Input material:

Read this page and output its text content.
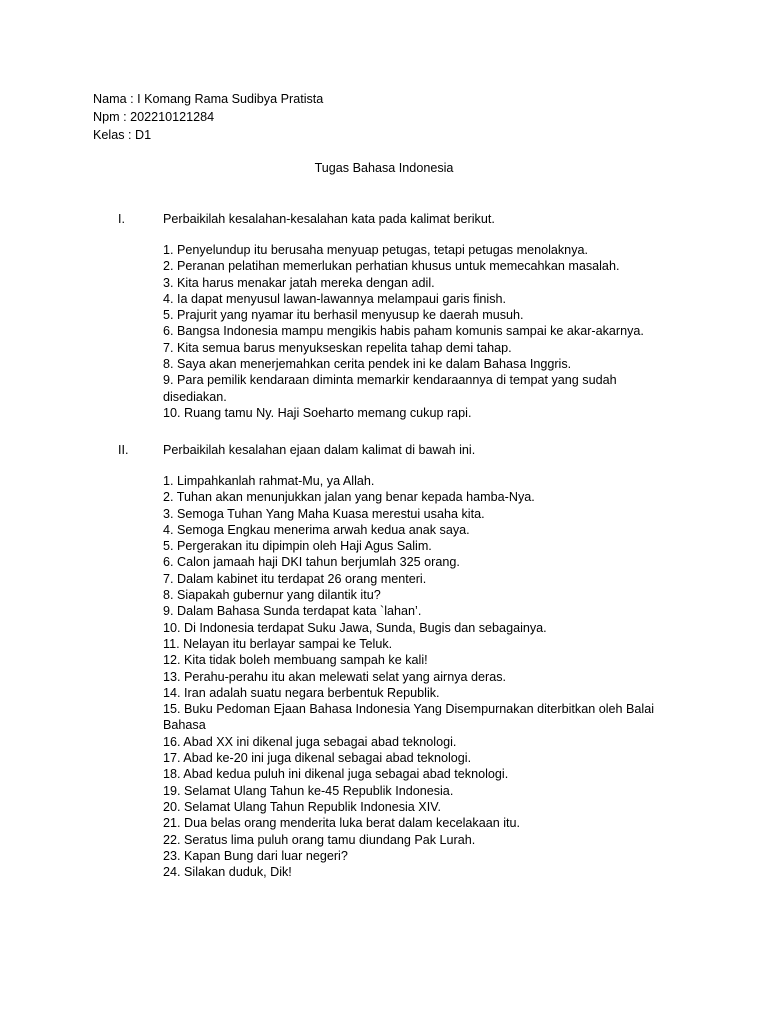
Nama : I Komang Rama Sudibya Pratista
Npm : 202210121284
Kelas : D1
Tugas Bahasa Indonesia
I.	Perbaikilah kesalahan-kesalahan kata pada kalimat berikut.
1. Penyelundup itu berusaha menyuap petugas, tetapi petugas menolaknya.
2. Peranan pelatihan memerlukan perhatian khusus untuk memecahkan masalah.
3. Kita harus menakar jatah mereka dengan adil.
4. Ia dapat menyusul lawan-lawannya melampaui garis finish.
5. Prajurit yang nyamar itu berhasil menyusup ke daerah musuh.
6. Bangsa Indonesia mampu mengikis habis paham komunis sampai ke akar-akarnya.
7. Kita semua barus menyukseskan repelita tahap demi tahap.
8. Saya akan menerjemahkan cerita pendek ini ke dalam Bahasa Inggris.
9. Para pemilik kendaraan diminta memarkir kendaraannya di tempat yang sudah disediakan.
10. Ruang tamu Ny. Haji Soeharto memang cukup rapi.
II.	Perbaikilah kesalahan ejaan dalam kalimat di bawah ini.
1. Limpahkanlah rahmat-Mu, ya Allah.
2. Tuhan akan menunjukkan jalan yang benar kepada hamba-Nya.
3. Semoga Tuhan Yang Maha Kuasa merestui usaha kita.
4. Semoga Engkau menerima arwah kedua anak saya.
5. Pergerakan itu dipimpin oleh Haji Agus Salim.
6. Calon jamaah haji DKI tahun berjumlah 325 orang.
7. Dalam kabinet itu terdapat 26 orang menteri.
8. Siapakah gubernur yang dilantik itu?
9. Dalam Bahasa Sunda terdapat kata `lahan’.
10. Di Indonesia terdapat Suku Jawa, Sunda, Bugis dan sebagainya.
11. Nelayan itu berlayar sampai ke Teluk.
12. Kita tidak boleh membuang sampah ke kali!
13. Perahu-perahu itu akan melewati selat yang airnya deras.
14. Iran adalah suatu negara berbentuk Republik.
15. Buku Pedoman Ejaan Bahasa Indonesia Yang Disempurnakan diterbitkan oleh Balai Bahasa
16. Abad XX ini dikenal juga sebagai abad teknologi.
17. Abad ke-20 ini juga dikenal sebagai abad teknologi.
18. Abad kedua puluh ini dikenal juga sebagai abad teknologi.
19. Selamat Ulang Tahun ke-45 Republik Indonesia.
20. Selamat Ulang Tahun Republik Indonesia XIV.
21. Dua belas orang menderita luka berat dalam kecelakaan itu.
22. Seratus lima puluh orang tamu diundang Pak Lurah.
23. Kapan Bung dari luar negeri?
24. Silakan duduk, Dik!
--
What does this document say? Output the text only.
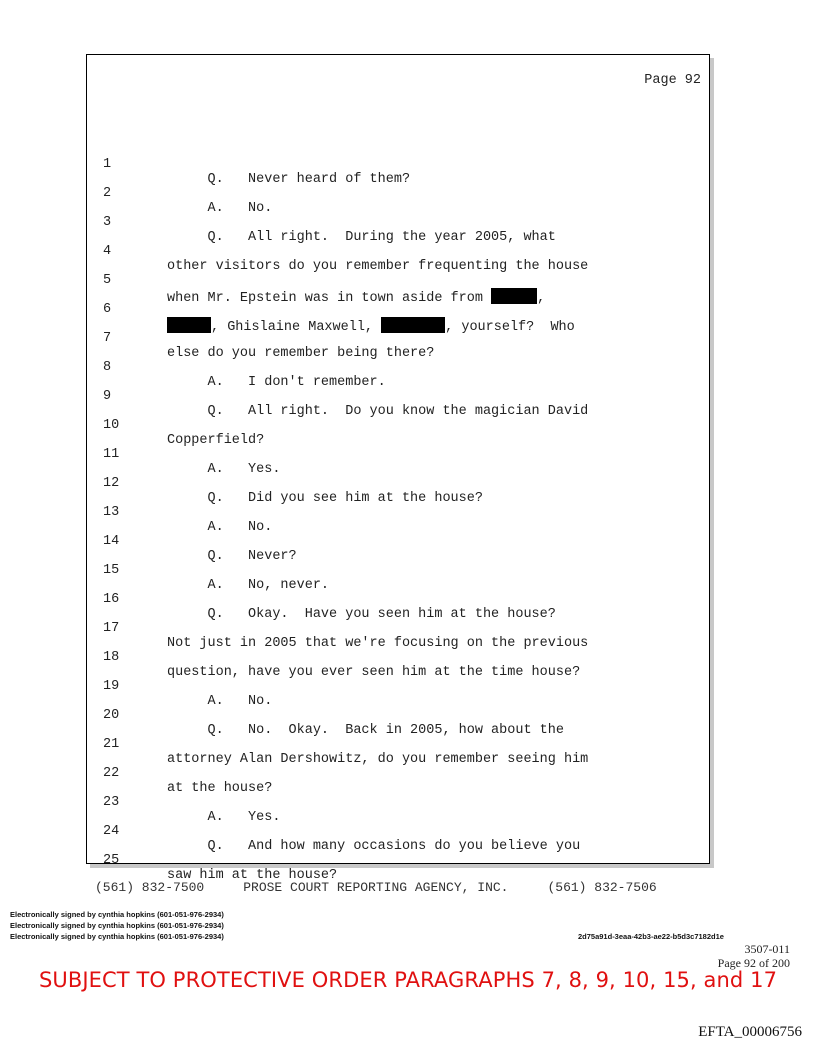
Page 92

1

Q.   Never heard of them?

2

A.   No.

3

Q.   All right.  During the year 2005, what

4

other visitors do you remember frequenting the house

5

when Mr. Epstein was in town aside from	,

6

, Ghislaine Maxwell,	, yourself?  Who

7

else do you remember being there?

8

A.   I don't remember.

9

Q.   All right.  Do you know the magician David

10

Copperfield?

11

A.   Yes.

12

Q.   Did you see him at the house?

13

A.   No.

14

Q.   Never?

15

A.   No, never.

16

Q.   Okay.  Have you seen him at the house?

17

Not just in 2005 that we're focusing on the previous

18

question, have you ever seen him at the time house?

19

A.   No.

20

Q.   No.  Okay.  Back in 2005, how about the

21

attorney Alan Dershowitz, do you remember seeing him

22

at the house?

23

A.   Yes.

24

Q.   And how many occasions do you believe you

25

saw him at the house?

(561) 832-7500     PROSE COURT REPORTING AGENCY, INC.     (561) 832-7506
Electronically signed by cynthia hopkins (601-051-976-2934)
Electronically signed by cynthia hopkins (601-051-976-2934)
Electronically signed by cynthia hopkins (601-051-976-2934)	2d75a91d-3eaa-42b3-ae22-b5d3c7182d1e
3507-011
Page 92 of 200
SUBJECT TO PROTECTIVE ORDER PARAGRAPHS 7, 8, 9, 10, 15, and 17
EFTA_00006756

Task instructions:
Using the records above, copy each line that contains "seen".

Task answer:
Q.   Okay.  Have you seen him at the house?
question, have you ever seen him at the time house?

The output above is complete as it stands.